## What you will do
Pull each line holding "name" out of the entries below.

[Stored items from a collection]
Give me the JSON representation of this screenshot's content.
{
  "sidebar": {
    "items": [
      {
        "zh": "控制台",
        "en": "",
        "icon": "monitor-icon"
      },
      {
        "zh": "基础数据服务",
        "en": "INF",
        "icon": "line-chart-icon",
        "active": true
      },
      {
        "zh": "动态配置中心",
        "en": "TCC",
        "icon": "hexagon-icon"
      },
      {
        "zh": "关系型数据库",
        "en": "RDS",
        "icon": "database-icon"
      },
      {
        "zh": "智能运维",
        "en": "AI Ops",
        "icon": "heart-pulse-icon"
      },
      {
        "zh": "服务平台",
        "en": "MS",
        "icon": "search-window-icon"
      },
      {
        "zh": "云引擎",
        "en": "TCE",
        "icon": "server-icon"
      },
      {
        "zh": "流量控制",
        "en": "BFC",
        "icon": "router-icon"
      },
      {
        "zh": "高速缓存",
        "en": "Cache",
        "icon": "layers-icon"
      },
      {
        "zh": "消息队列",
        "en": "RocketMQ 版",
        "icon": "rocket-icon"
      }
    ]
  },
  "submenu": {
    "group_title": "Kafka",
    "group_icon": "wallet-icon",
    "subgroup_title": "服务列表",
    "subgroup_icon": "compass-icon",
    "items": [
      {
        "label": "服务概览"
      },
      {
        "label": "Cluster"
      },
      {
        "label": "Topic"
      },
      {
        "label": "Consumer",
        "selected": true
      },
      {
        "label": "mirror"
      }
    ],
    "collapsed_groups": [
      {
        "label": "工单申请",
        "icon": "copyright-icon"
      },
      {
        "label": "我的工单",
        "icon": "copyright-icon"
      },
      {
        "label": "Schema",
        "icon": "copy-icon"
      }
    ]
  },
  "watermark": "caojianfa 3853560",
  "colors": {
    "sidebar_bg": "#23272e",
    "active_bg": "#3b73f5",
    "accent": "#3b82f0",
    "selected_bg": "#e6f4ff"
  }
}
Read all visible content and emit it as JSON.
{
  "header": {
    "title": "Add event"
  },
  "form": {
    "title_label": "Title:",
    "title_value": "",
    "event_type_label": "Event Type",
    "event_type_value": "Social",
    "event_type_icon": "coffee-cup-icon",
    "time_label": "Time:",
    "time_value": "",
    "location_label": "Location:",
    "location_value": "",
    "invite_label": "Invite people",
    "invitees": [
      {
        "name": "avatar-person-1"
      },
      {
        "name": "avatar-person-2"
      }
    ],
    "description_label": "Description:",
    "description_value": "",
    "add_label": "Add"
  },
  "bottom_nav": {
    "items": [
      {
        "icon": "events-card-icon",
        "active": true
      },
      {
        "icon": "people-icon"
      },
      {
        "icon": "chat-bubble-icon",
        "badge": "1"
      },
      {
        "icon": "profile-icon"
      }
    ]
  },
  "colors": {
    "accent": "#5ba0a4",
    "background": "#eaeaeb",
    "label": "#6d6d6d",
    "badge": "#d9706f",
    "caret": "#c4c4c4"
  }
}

## The response
        "name": "avatar-person-1"
        "name": "avatar-person-2"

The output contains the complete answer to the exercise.